Objective:
Which lines in the records below contain the string "component"? Show each of those lines in full.

* begin Record excerpts *

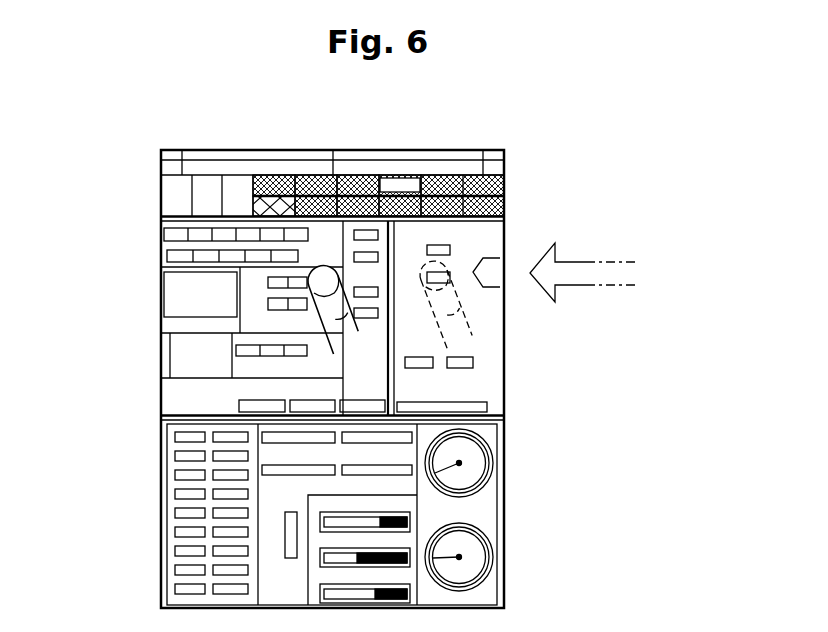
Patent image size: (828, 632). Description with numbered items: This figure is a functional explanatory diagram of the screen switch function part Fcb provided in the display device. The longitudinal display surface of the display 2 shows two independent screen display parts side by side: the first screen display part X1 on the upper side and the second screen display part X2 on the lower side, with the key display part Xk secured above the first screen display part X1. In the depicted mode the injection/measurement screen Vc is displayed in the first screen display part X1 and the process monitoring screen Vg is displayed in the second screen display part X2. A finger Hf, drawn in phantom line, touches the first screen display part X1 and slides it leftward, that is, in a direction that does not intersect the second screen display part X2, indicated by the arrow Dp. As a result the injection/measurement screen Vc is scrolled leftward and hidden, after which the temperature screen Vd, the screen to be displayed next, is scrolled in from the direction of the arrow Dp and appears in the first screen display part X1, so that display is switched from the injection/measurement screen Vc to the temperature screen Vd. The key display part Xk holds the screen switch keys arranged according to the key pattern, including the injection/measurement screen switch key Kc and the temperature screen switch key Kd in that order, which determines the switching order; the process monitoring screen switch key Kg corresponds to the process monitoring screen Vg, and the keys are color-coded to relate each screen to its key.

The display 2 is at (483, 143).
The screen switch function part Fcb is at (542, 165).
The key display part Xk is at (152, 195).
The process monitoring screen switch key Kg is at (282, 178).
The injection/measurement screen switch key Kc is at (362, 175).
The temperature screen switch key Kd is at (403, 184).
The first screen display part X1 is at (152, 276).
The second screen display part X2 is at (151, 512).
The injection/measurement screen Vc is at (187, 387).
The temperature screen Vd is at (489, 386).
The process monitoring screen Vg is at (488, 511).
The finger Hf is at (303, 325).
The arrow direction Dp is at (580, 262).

* end Record excerpts *
* begin Record excerpts *

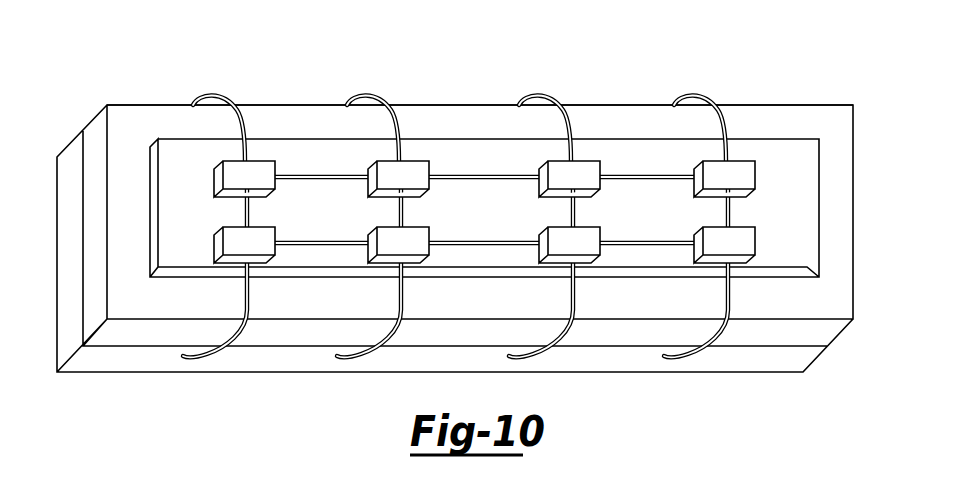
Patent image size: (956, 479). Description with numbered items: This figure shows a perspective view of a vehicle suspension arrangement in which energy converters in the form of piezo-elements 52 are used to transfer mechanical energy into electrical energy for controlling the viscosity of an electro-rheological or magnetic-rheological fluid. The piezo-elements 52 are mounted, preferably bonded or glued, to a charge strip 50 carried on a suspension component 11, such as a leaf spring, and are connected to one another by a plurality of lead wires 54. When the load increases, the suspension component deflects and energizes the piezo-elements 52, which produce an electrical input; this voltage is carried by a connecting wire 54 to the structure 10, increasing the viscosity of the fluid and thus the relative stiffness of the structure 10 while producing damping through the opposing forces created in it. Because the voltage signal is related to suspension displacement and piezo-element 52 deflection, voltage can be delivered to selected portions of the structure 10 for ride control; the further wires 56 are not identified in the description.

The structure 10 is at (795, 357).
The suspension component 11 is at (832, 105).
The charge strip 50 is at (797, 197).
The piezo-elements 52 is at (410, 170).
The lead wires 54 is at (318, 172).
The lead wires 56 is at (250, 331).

* end Record excerpts *

Solution below:
Patent image size: (956, 479). Description with numbered items: This figure shows a perspective view of a vehicle suspension arrangement in which energy converters in the form of piezo-elements 52 are used to transfer mechanical energy into electrical energy for controlling the viscosity of an electro-rheological or magnetic-rheological fluid. The piezo-elements 52 are mounted, preferably bonded or glued, to a charge strip 50 carried on a suspension component 11, such as a leaf spring, and are connected to one another by a plurality of lead wires 54. When the load increases, the suspension component deflects and energizes the piezo-elements 52, which produce an electrical input; this voltage is carried by a connecting wire 54 to the structure 10, increasing the viscosity of the fluid and thus the relative stiffness of the structure 10 while producing damping through the opposing forces created in it. Because the voltage signal is related to suspension displacement and piezo-element 52 deflection, voltage can be delivered to selected portions of the structure 10 for ride control; the further wires 56 are not identified in the description.
The suspension component 11 is at (832, 105).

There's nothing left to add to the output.